EXERCISE INSTRUCTIONS | Find the word "вопросов" in the listing; pull out each line holding it.
*** SUPPLIED RECORDS ***
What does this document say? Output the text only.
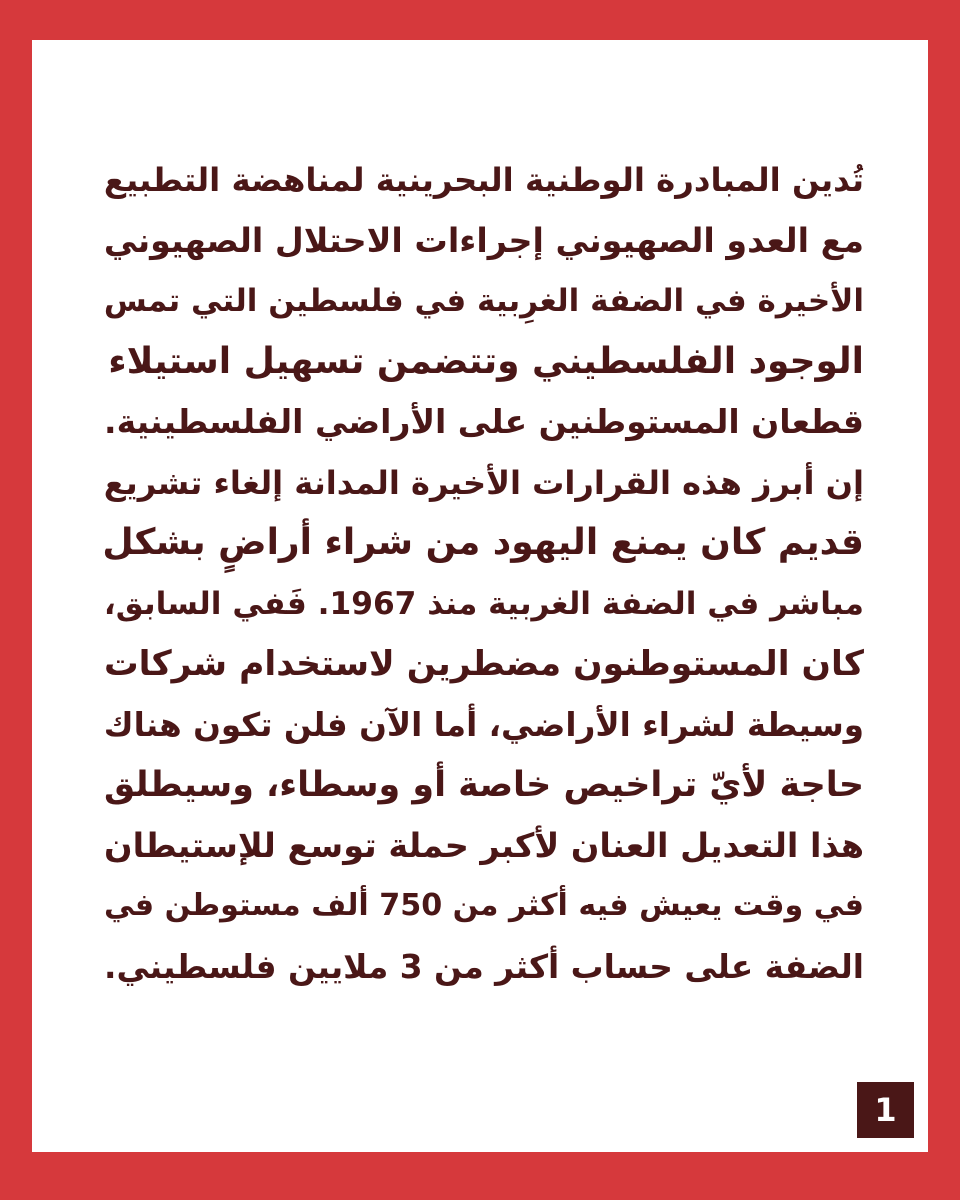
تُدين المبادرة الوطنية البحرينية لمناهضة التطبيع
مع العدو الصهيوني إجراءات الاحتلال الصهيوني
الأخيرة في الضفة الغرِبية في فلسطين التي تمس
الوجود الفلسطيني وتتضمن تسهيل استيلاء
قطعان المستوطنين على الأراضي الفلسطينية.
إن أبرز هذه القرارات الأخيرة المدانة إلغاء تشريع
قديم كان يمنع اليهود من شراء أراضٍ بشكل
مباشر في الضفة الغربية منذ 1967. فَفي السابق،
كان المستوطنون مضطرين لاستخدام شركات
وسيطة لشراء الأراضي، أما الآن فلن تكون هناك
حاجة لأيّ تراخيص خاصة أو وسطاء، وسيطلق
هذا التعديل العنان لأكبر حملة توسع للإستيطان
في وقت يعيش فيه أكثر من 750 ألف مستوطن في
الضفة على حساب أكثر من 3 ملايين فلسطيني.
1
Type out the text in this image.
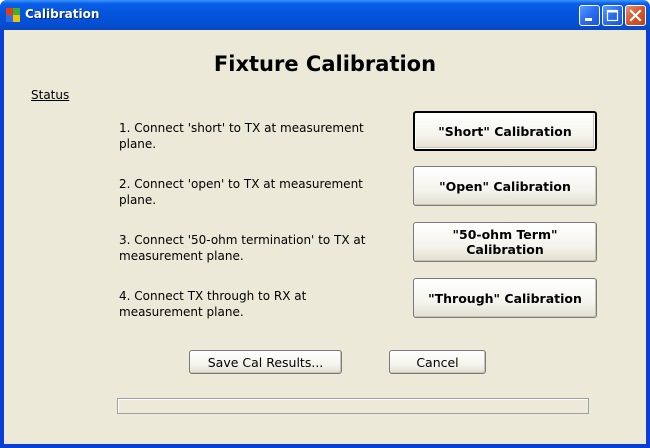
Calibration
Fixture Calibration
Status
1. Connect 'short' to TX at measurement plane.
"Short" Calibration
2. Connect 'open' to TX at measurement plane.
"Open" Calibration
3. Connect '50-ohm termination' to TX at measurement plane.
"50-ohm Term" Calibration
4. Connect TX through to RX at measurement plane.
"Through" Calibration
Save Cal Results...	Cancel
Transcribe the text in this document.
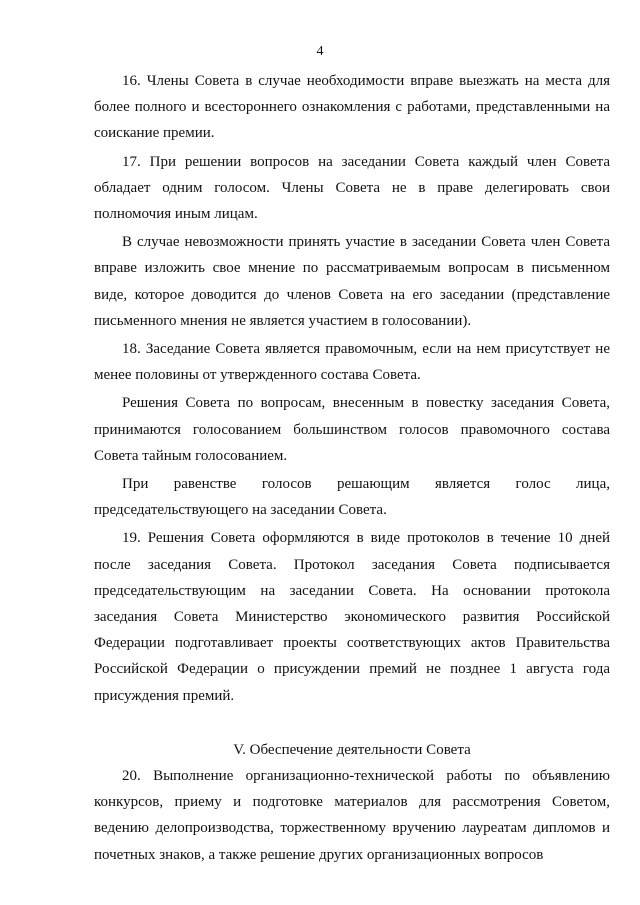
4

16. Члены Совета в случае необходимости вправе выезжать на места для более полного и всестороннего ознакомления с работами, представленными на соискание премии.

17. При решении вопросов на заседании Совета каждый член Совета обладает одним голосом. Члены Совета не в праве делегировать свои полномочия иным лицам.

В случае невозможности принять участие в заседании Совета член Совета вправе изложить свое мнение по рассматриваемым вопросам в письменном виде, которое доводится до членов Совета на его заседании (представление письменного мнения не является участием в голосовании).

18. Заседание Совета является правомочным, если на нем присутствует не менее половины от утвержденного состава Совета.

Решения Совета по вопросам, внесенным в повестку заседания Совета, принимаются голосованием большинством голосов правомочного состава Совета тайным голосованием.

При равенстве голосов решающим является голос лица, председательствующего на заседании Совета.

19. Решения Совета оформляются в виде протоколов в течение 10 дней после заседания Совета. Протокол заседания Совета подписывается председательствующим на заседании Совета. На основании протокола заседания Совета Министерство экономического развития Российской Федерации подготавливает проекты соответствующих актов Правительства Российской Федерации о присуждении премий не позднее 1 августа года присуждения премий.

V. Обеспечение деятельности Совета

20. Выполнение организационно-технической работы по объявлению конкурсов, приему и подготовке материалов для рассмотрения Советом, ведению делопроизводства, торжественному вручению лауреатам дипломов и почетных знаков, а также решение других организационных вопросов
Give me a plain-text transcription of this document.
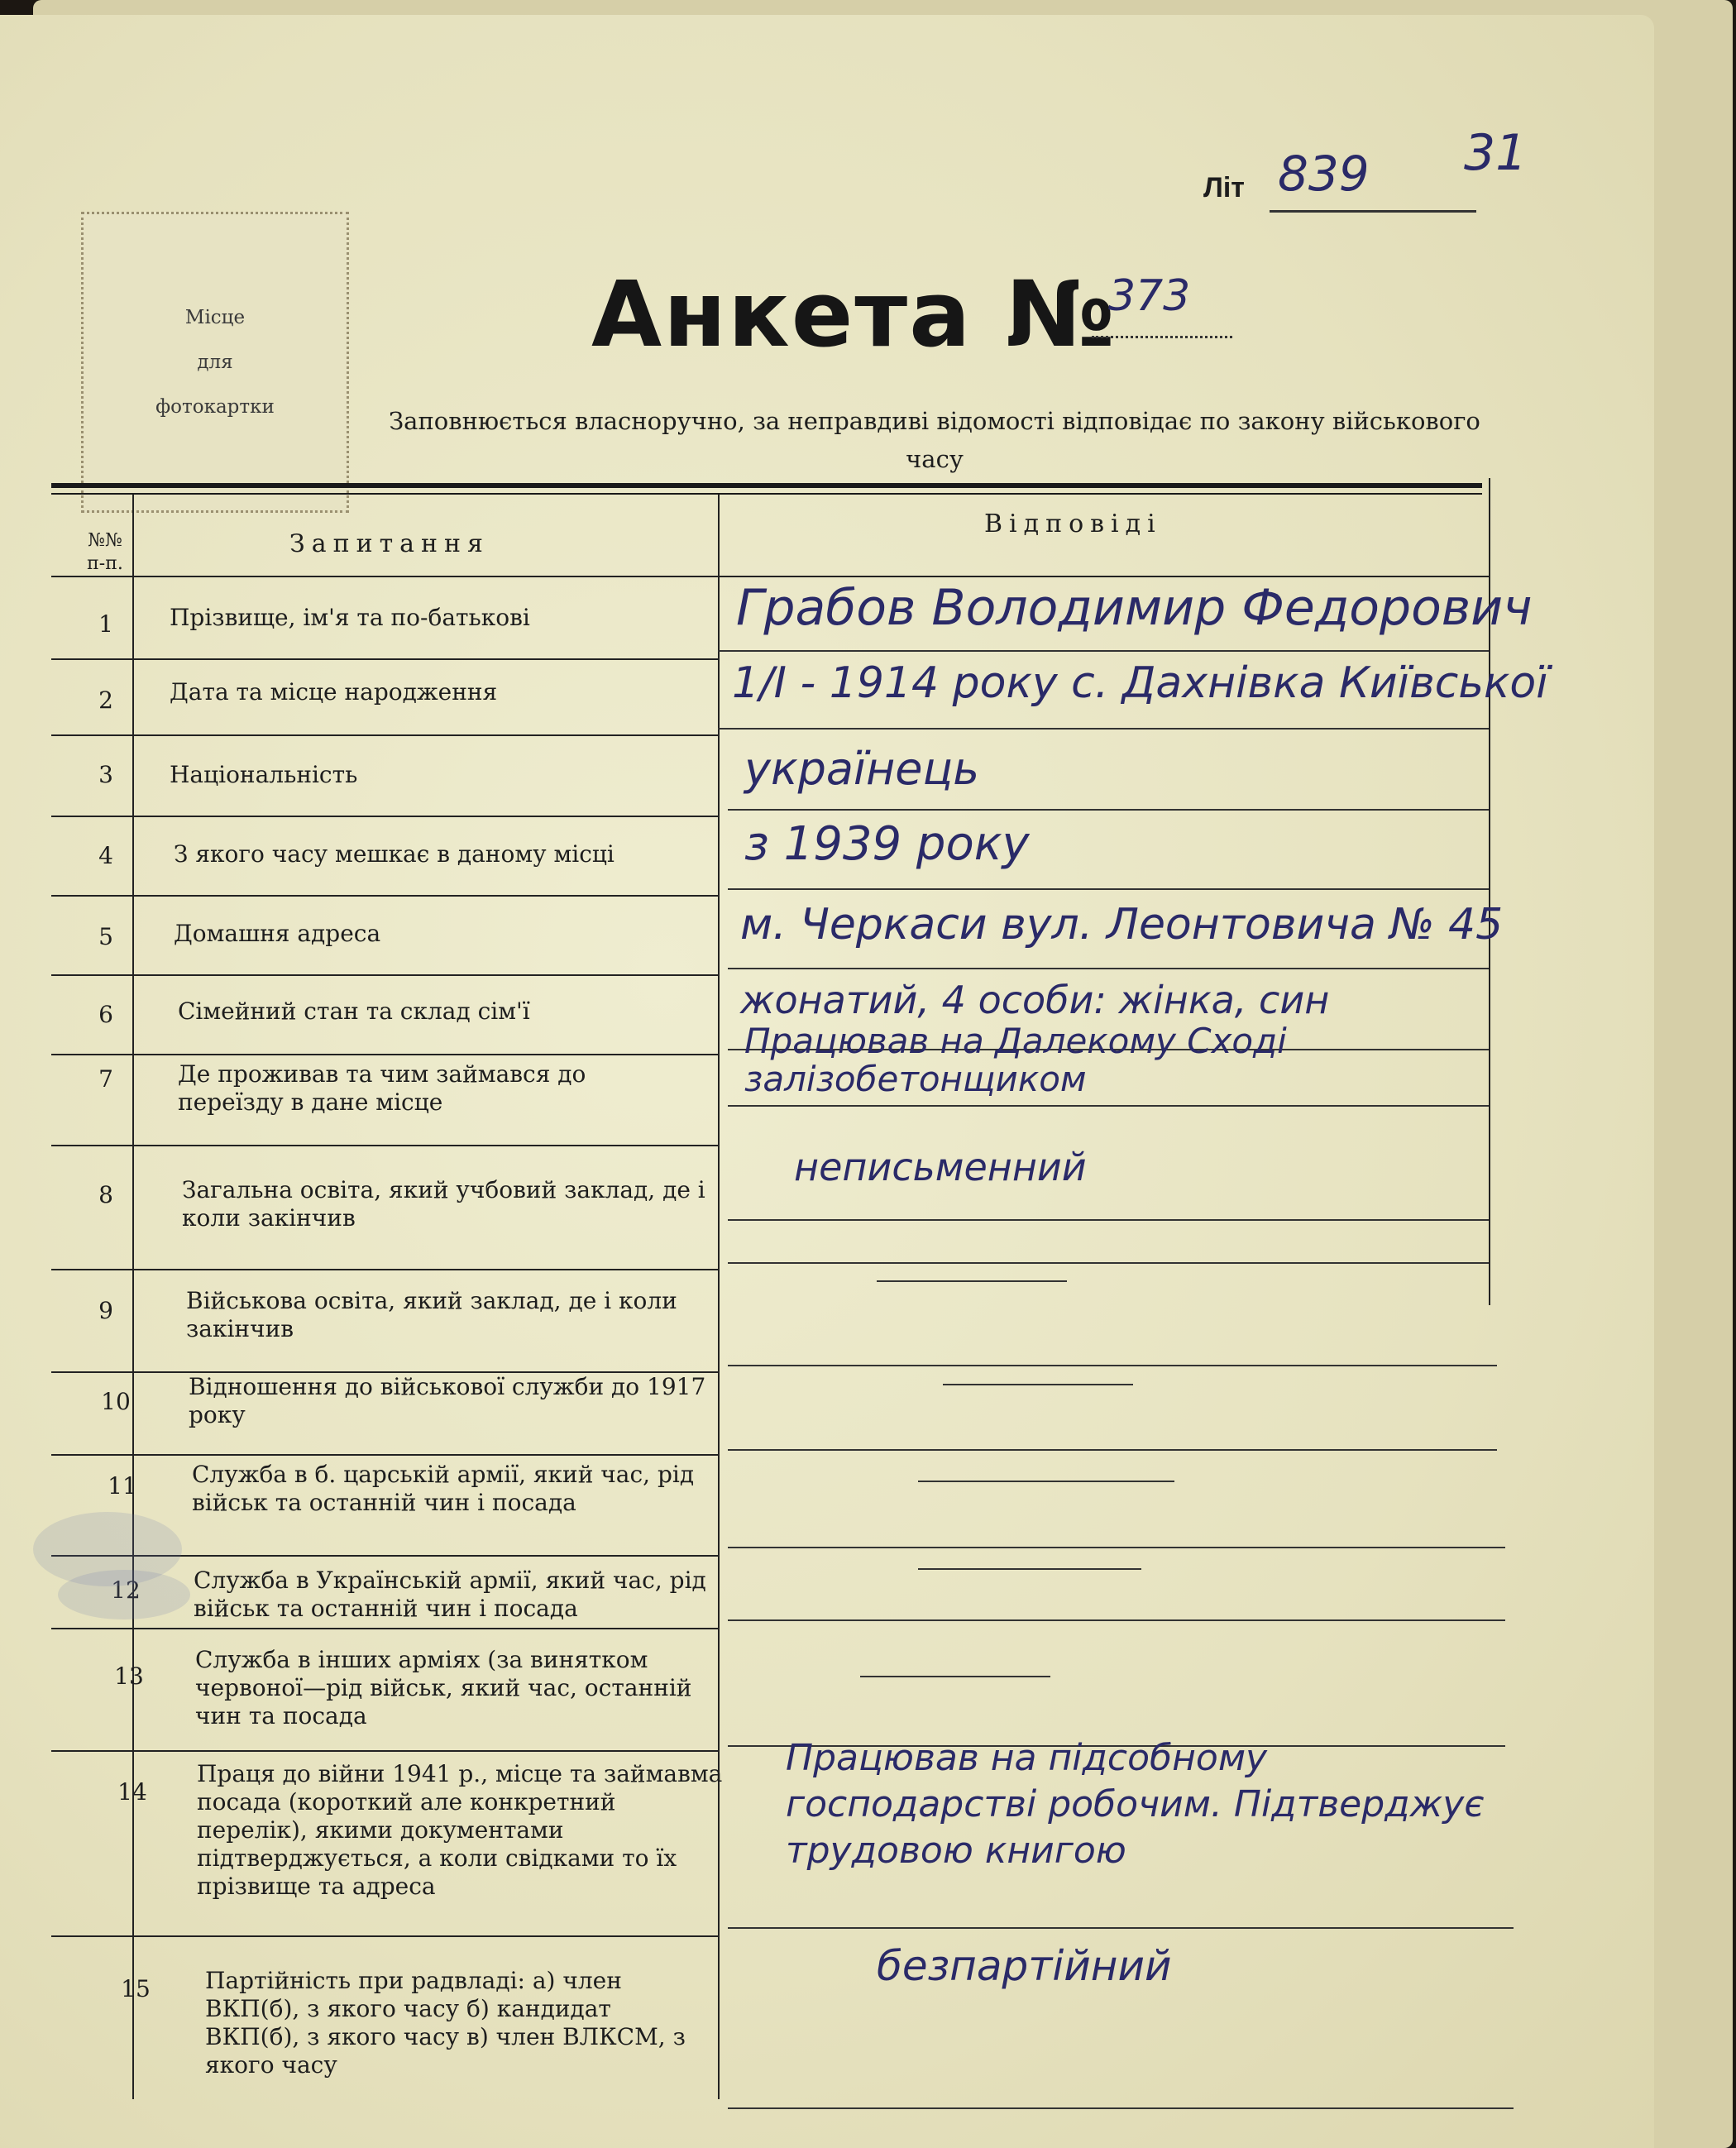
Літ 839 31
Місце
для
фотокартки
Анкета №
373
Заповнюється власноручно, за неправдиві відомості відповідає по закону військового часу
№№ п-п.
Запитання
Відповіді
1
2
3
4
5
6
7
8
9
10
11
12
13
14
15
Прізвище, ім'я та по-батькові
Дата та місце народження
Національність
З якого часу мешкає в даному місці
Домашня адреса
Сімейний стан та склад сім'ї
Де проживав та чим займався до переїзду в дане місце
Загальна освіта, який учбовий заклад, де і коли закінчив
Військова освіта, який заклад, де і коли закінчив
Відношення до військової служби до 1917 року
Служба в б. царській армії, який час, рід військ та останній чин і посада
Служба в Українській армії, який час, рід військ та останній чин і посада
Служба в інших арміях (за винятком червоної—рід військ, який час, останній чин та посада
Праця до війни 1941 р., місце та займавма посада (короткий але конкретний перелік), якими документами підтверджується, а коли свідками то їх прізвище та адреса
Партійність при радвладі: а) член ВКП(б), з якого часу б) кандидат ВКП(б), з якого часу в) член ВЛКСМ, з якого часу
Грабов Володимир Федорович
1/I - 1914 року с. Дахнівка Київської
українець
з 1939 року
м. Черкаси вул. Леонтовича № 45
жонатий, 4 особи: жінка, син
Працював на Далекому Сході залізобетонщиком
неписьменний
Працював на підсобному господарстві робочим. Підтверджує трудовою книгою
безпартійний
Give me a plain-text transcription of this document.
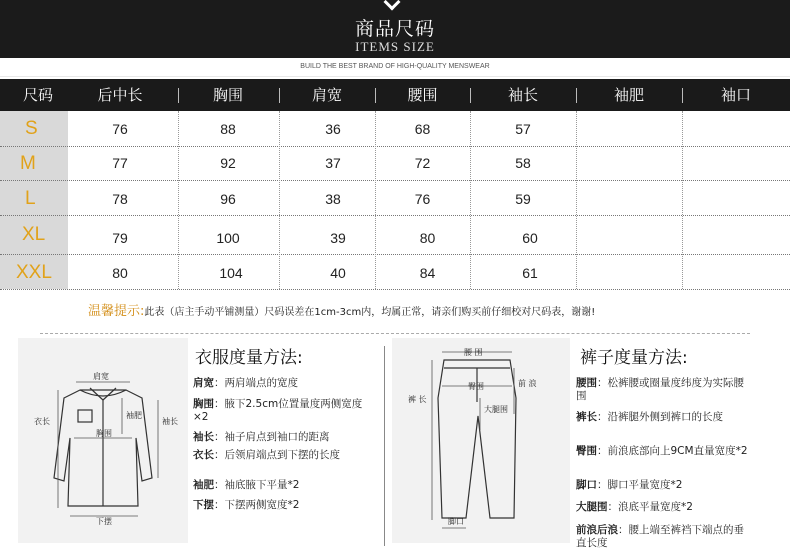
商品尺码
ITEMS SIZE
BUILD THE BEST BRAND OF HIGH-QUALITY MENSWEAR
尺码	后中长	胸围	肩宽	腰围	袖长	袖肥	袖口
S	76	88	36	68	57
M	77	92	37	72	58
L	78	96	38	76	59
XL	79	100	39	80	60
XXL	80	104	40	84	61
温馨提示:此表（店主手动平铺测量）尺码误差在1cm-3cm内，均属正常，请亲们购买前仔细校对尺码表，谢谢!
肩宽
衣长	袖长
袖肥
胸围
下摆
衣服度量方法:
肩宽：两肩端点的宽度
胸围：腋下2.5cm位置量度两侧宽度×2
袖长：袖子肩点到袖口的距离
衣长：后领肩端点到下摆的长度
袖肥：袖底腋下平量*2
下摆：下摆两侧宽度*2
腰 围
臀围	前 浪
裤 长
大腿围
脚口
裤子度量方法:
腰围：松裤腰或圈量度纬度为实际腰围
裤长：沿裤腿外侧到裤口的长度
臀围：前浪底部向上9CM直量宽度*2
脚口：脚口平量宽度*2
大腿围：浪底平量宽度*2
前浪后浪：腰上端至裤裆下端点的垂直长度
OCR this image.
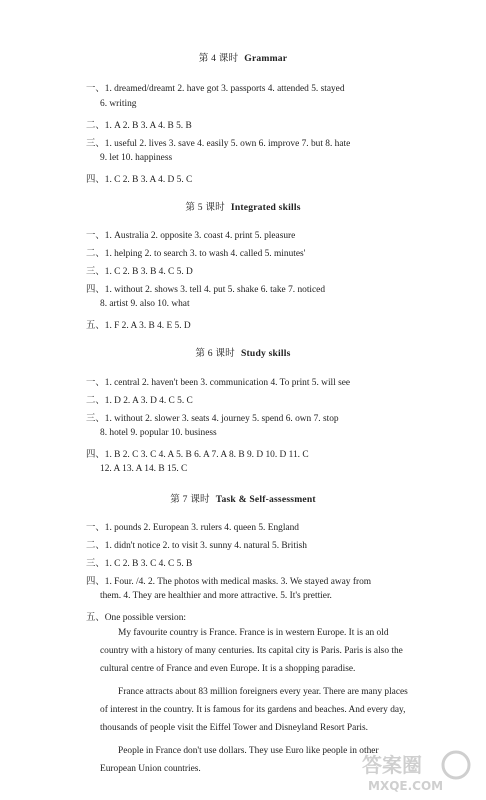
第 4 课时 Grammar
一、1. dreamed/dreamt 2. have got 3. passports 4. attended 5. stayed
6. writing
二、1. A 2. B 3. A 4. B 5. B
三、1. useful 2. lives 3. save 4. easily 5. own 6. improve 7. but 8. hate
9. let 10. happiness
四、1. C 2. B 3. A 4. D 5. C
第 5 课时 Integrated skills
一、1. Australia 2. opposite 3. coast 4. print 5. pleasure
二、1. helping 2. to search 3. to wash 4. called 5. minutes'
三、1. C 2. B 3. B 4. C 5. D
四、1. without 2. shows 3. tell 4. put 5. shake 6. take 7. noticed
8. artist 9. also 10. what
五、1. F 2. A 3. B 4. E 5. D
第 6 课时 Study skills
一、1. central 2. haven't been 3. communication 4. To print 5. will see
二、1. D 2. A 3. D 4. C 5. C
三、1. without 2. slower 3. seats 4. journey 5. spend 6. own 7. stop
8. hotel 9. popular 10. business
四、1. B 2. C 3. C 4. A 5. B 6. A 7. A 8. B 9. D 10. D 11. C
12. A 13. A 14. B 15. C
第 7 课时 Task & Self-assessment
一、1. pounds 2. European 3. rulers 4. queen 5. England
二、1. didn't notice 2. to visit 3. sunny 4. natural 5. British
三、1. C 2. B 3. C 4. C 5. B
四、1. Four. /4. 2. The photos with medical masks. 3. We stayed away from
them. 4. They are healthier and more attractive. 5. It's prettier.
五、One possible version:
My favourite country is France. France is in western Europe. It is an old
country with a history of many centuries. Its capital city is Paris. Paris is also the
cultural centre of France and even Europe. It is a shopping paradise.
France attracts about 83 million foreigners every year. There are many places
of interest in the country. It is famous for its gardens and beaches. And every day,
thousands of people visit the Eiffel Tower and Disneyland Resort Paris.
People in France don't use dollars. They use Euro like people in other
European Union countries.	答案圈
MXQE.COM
***
REPLY TO THE TASK |
17. При решении вопросов на заседании Совета каждый член Совета обладает одним голосом. Члены Совета не в праве делегировать свои полномочия иным лицам.
20. Выполнение организационно-технической работы по объявлению конкурсов, приему и подготовке материалов для рассмотрения Советом, ведению делопроизводства, торжественному вручению лауреатам дипломов и почетных знаков, а также решение других организационных вопросов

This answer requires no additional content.